++++ ENTRIES ++++

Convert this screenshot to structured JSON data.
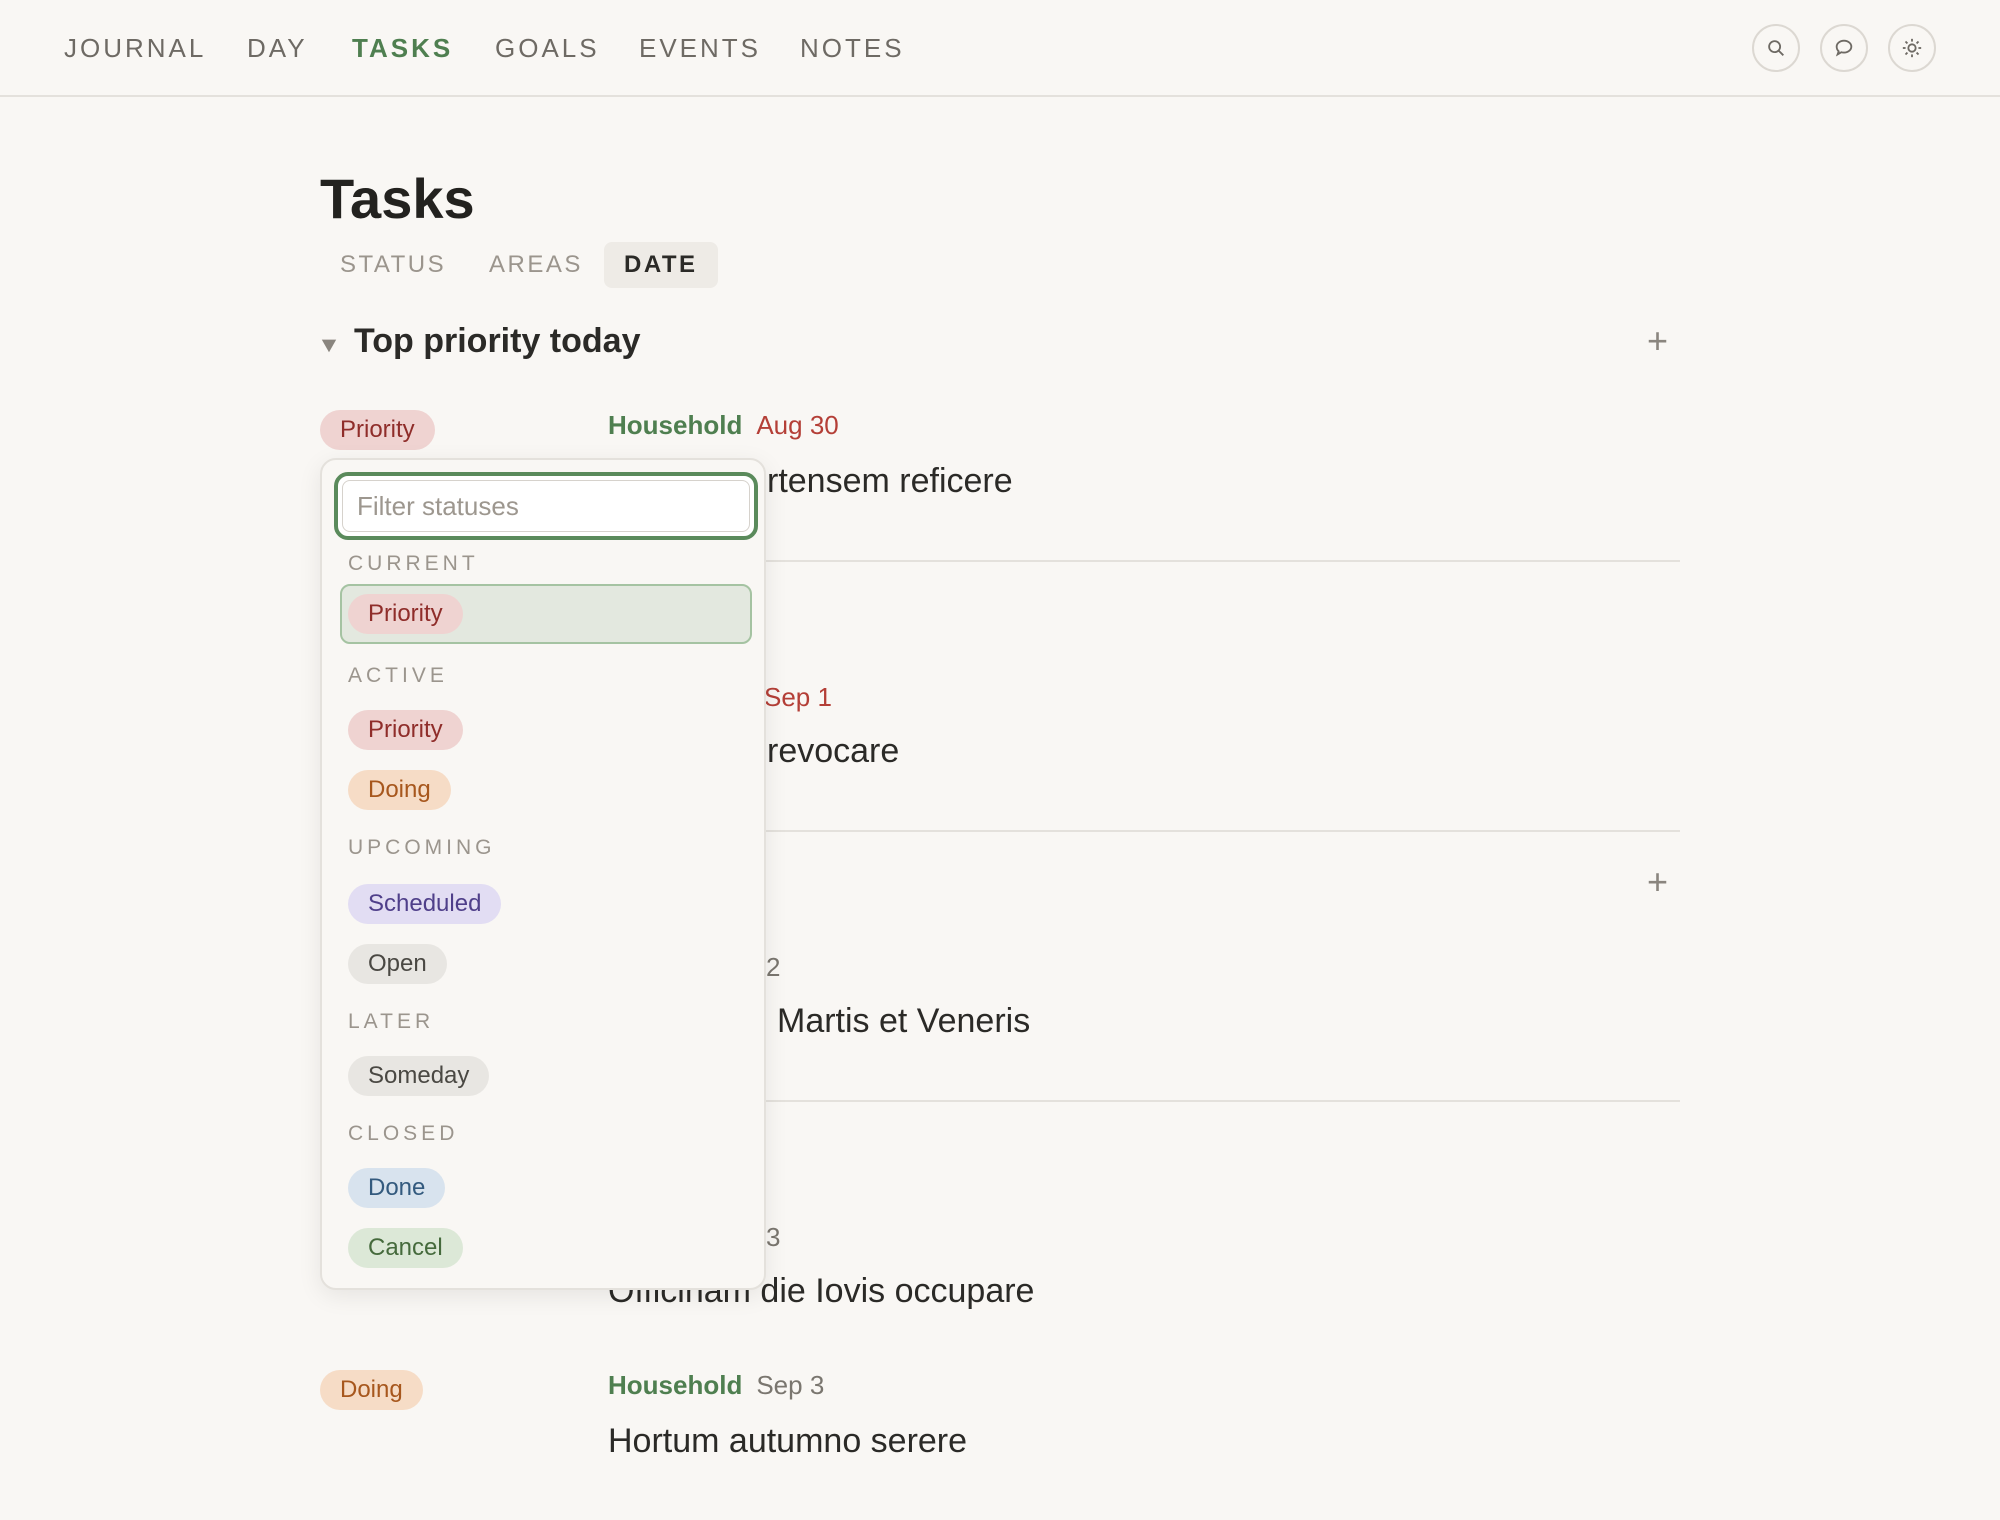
{
  "nav": {
    "items": [
      "JOURNAL",
      "DAY",
      "TASKS",
      "GOALS",
      "EVENTS",
      "NOTES"
    ],
    "active": "TASKS",
    "icons": [
      "search-icon",
      "chat-icon",
      "sun-icon"
    ]
  },
  "page": {
    "title": "Tasks",
    "tabs": [
      "STATUS",
      "AREAS",
      "DATE"
    ],
    "active_tab": "DATE"
  },
  "section": {
    "title": "Top priority today"
  },
  "tasks": [
    {
      "status": "Priority",
      "area": "Household",
      "date": "Aug 30",
      "title_visible": "rtensem reficere"
    },
    {
      "date_visible": "Sep 1",
      "title_visible": "revocare"
    },
    {
      "date_visible": "2",
      "title_visible": "Martis et Veneris"
    },
    {
      "date_visible": "3",
      "title_visible": "Officinam die Iovis occupare"
    },
    {
      "status": "Doing",
      "area": "Household",
      "date": "Sep 3",
      "title": "Hortum autumno serere"
    }
  ],
  "dropdown": {
    "placeholder": "Filter statuses",
    "groups": {
      "current": {
        "label": "CURRENT",
        "options": [
          "Priority"
        ]
      },
      "active": {
        "label": "ACTIVE",
        "options": [
          "Priority",
          "Doing"
        ]
      },
      "upcoming": {
        "label": "UPCOMING",
        "options": [
          "Scheduled",
          "Open"
        ]
      },
      "later": {
        "label": "LATER",
        "options": [
          "Someday"
        ]
      },
      "closed": {
        "label": "CLOSED",
        "options": [
          "Done",
          "Cancel"
        ]
      }
    }
  },
  "colors": {
    "accent_green": "#4f7f50",
    "date_red": "#b43f37",
    "background": "#f9f7f4"
  }
}
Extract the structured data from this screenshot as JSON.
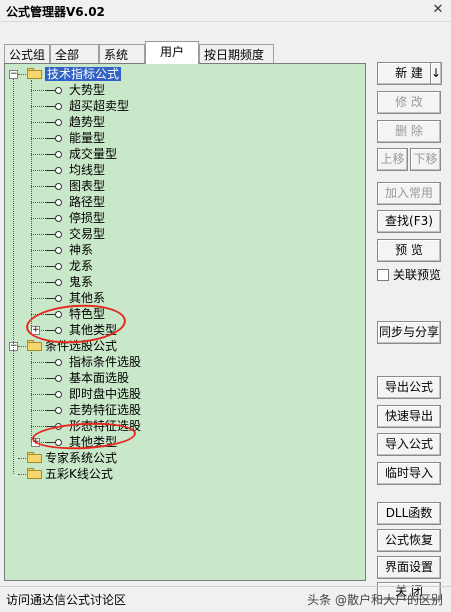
{
  "window": {
    "title": "公式管理器V6.02",
    "close_label": "✕"
  },
  "tabs": [
    {
      "label": "公式组"
    },
    {
      "label": "全部"
    },
    {
      "label": "系统"
    },
    {
      "label": "用户"
    },
    {
      "label": "按日期频度"
    }
  ],
  "active_tab": "用户",
  "tree": {
    "groups": [
      {
        "label": "技术指标公式",
        "expanded": true,
        "selected": true,
        "items": [
          "大势型",
          "超买超卖型",
          "趋势型",
          "能量型",
          "成交量型",
          "均线型",
          "图表型",
          "路径型",
          "停损型",
          "交易型",
          "神系",
          "龙系",
          "鬼系",
          "其他系",
          "特色型",
          "其他类型"
        ]
      },
      {
        "label": "条件选股公式",
        "expanded": true,
        "items": [
          "指标条件选股",
          "基本面选股",
          "即时盘中选股",
          "走势特征选股",
          "形态特征选股",
          "其他类型"
        ]
      },
      {
        "label": "专家系统公式",
        "expanded": false,
        "items": []
      },
      {
        "label": "五彩K线公式",
        "expanded": false,
        "items": []
      }
    ],
    "expander_collapsed": "+",
    "expander_expanded": "−"
  },
  "buttons": {
    "new": "新 建",
    "new_arrow": "↓",
    "modify": "修 改",
    "delete": "删 除",
    "move_up": "上移",
    "move_down": "下移",
    "add_common": "加入常用",
    "find": "查找(F3)",
    "preview": "预 览",
    "sync_share": "同步与分享",
    "export": "导出公式",
    "quick_export": "快速导出",
    "import": "导入公式",
    "temp_import": "临时导入",
    "dll": "DLL函数",
    "restore": "公式恢复",
    "ui_settings": "界面设置",
    "close": "关 闭"
  },
  "checkbox": {
    "label": "关联预览",
    "checked": false
  },
  "status": {
    "text": "访问通达信公式讨论区"
  },
  "watermark": "头条 @散户和大户的区别",
  "colors": {
    "tree_bg": "#c9e7c9",
    "selection": "#3161c4",
    "annotation": "#e42a20"
  }
}
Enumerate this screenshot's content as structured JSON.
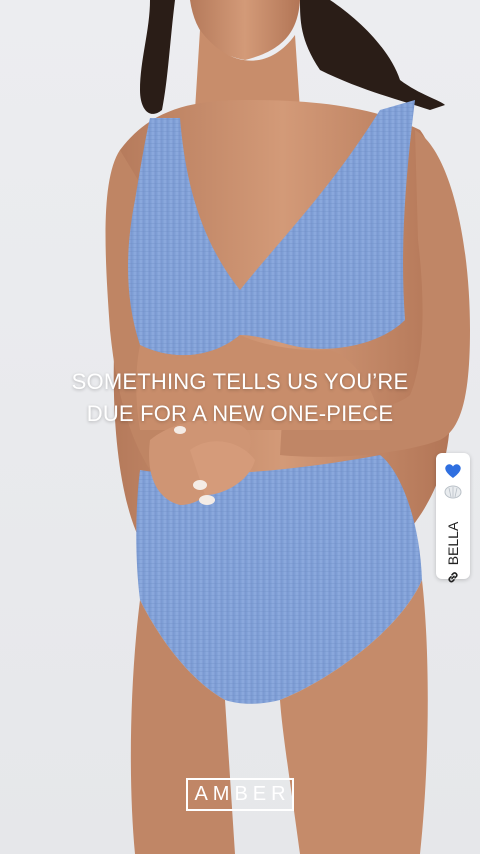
{
  "headline": {
    "line1": "SOMETHING TELLS US YOU’RE",
    "line2": "DUE FOR A NEW ONE-PIECE"
  },
  "product_tag": {
    "label": "BELLA",
    "icons": [
      "blue-heart-icon",
      "shell-icon",
      "link-icon"
    ]
  },
  "brand": {
    "logo_text": "AMBER"
  },
  "colors": {
    "swimsuit": "#86a6db",
    "skin": "#c98e6d",
    "hair": "#2a1d17",
    "background": "#e9e9ec",
    "heart": "#2f6fe0"
  }
}
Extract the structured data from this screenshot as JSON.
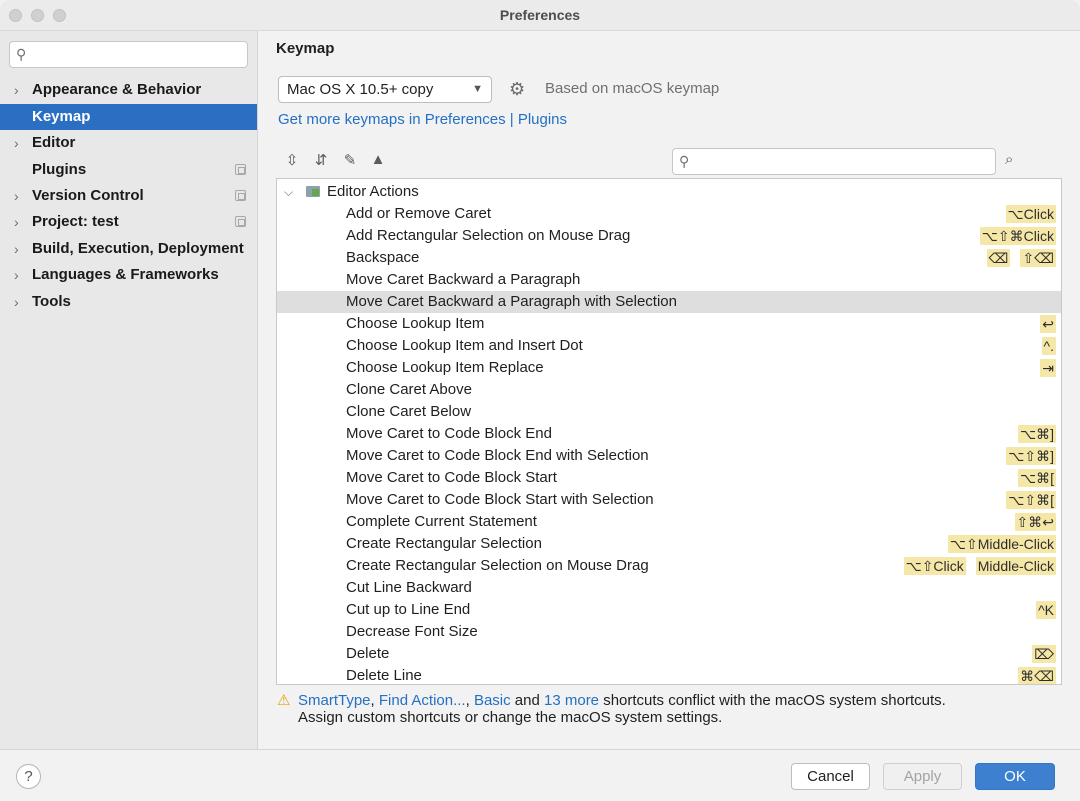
{
  "window": {
    "title": "Preferences"
  },
  "sidebar": {
    "search_placeholder": "",
    "items": [
      {
        "label": "Appearance & Behavior",
        "expandable": true,
        "selected": false,
        "project": false
      },
      {
        "label": "Keymap",
        "expandable": false,
        "selected": true,
        "project": false
      },
      {
        "label": "Editor",
        "expandable": true,
        "selected": false,
        "project": false
      },
      {
        "label": "Plugins",
        "expandable": false,
        "selected": false,
        "project": true
      },
      {
        "label": "Version Control",
        "expandable": true,
        "selected": false,
        "project": true
      },
      {
        "label": "Project: test",
        "expandable": true,
        "selected": false,
        "project": true
      },
      {
        "label": "Build, Execution, Deployment",
        "expandable": true,
        "selected": false,
        "project": false
      },
      {
        "label": "Languages & Frameworks",
        "expandable": true,
        "selected": false,
        "project": false
      },
      {
        "label": "Tools",
        "expandable": true,
        "selected": false,
        "project": false
      }
    ]
  },
  "main": {
    "title": "Keymap",
    "keymap_select": "Mac OS X 10.5+ copy",
    "based_on": "Based on macOS keymap",
    "get_more_link": "Get more keymaps in Preferences | Plugins",
    "toolbar_icons": [
      "expand-all-icon",
      "collapse-all-icon",
      "edit-icon",
      "warning-icon"
    ],
    "find_placeholder": "",
    "tree": {
      "root_label": "Editor Actions",
      "rows": [
        {
          "label": "Add or Remove Caret",
          "keys": [
            "⌥Click"
          ]
        },
        {
          "label": "Add Rectangular Selection on Mouse Drag",
          "keys": [
            "⌥⇧⌘Click"
          ]
        },
        {
          "label": "Backspace",
          "keys": [
            "⌫",
            "⇧⌫"
          ]
        },
        {
          "label": "Move Caret Backward a Paragraph",
          "keys": []
        },
        {
          "label": "Move Caret Backward a Paragraph with Selection",
          "keys": [],
          "selected": true
        },
        {
          "label": "Choose Lookup Item",
          "keys": [
            "↩"
          ]
        },
        {
          "label": "Choose Lookup Item and Insert Dot",
          "keys": [
            "^."
          ]
        },
        {
          "label": "Choose Lookup Item Replace",
          "keys": [
            "⇥"
          ]
        },
        {
          "label": "Clone Caret Above",
          "keys": []
        },
        {
          "label": "Clone Caret Below",
          "keys": []
        },
        {
          "label": "Move Caret to Code Block End",
          "keys": [
            "⌥⌘]"
          ]
        },
        {
          "label": "Move Caret to Code Block End with Selection",
          "keys": [
            "⌥⇧⌘]"
          ]
        },
        {
          "label": "Move Caret to Code Block Start",
          "keys": [
            "⌥⌘["
          ]
        },
        {
          "label": "Move Caret to Code Block Start with Selection",
          "keys": [
            "⌥⇧⌘["
          ]
        },
        {
          "label": "Complete Current Statement",
          "keys": [
            "⇧⌘↩"
          ]
        },
        {
          "label": "Create Rectangular Selection",
          "keys": [
            "⌥⇧Middle-Click"
          ]
        },
        {
          "label": "Create Rectangular Selection on Mouse Drag",
          "keys": [
            "⌥⇧Click",
            "Middle-Click"
          ]
        },
        {
          "label": "Cut Line Backward",
          "keys": []
        },
        {
          "label": "Cut up to Line End",
          "keys": [
            "^K"
          ]
        },
        {
          "label": "Decrease Font Size",
          "keys": []
        },
        {
          "label": "Delete",
          "keys": [
            "⌦"
          ]
        },
        {
          "label": "Delete Line",
          "keys": [
            "⌘⌫"
          ]
        }
      ]
    },
    "warning": {
      "link1": "SmartType",
      "sep1": ", ",
      "link2": "Find Action...",
      "sep2": ", ",
      "link3": "Basic",
      "and": " and ",
      "link4": "13 more",
      "rest1": " shortcuts conflict with the macOS system shortcuts.",
      "line2": "Assign custom shortcuts or change the macOS system settings."
    }
  },
  "footer": {
    "help": "?",
    "cancel": "Cancel",
    "apply": "Apply",
    "ok": "OK"
  },
  "colors": {
    "selection": "#2a6fc2",
    "link": "#2470c4",
    "shortcut_bg": "#f4e7a8",
    "ok_button": "#3d80cf"
  }
}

++++

Scan the listing above and copy all lines containing the word "Mouse".

          "label": "Add Rectangular Selection on Mouse Drag",
          "label": "Create Rectangular Selection on Mouse Drag",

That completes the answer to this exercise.